─── RECORDS FOR THIS TASK

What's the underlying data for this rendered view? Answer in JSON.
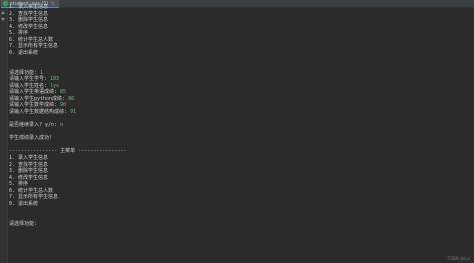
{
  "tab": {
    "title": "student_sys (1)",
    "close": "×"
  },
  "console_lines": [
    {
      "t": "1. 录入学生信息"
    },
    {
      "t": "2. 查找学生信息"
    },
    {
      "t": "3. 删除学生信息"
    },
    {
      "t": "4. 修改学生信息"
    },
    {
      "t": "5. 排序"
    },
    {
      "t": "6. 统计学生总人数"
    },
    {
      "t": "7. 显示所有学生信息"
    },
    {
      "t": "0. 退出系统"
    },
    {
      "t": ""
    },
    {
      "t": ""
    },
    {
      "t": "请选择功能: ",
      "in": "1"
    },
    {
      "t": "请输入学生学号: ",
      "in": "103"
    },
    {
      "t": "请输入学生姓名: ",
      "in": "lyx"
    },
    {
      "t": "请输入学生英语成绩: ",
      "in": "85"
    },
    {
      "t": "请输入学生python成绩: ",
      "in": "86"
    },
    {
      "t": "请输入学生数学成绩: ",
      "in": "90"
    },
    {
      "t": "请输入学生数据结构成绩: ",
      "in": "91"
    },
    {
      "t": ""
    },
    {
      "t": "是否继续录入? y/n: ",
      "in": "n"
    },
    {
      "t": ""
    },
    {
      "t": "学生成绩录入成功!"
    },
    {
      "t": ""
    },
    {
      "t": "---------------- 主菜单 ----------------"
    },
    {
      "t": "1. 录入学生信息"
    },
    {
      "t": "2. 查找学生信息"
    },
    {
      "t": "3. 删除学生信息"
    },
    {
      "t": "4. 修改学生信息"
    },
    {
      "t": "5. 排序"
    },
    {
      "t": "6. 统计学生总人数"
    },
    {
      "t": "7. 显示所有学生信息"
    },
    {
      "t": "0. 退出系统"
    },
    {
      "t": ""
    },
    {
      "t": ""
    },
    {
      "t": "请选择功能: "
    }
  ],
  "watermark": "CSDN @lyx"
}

──────

WHAT IS NEEDED: All entries must be written out again exactly as given, with no pictures in the copy.

EXERCISE SOLUTION:
What's the underlying data for this rendered view? Answer in JSON.
{
  "tab": {
    "title": "student_sys (1)",
    "close": "×"
  },
  "console_lines": [
    {
      "t": "1. 录入学生信息"
    },
    {
      "t": "2. 查找学生信息"
    },
    {
      "t": "3. 删除学生信息"
    },
    {
      "t": "4. 修改学生信息"
    },
    {
      "t": "5. 排序"
    },
    {
      "t": "6. 统计学生总人数"
    },
    {
      "t": "7. 显示所有学生信息"
    },
    {
      "t": "0. 退出系统"
    },
    {
      "t": ""
    },
    {
      "t": ""
    },
    {
      "t": "请选择功能: ",
      "in": "1"
    },
    {
      "t": "请输入学生学号: ",
      "in": "103"
    },
    {
      "t": "请输入学生姓名: ",
      "in": "lyx"
    },
    {
      "t": "请输入学生英语成绩: ",
      "in": "85"
    },
    {
      "t": "请输入学生python成绩: ",
      "in": "86"
    },
    {
      "t": "请输入学生数学成绩: ",
      "in": "90"
    },
    {
      "t": "请输入学生数据结构成绩: ",
      "in": "91"
    },
    {
      "t": ""
    },
    {
      "t": "是否继续录入? y/n: ",
      "in": "n"
    },
    {
      "t": ""
    },
    {
      "t": "学生成绩录入成功!"
    },
    {
      "t": ""
    },
    {
      "t": "---------------- 主菜单 ----------------"
    },
    {
      "t": "1. 录入学生信息"
    },
    {
      "t": "2. 查找学生信息"
    },
    {
      "t": "3. 删除学生信息"
    },
    {
      "t": "4. 修改学生信息"
    },
    {
      "t": "5. 排序"
    },
    {
      "t": "6. 统计学生总人数"
    },
    {
      "t": "7. 显示所有学生信息"
    },
    {
      "t": "0. 退出系统"
    },
    {
      "t": ""
    },
    {
      "t": ""
    },
    {
      "t": "请选择功能: "
    }
  ],
  "watermark": "CSDN @lyx"
}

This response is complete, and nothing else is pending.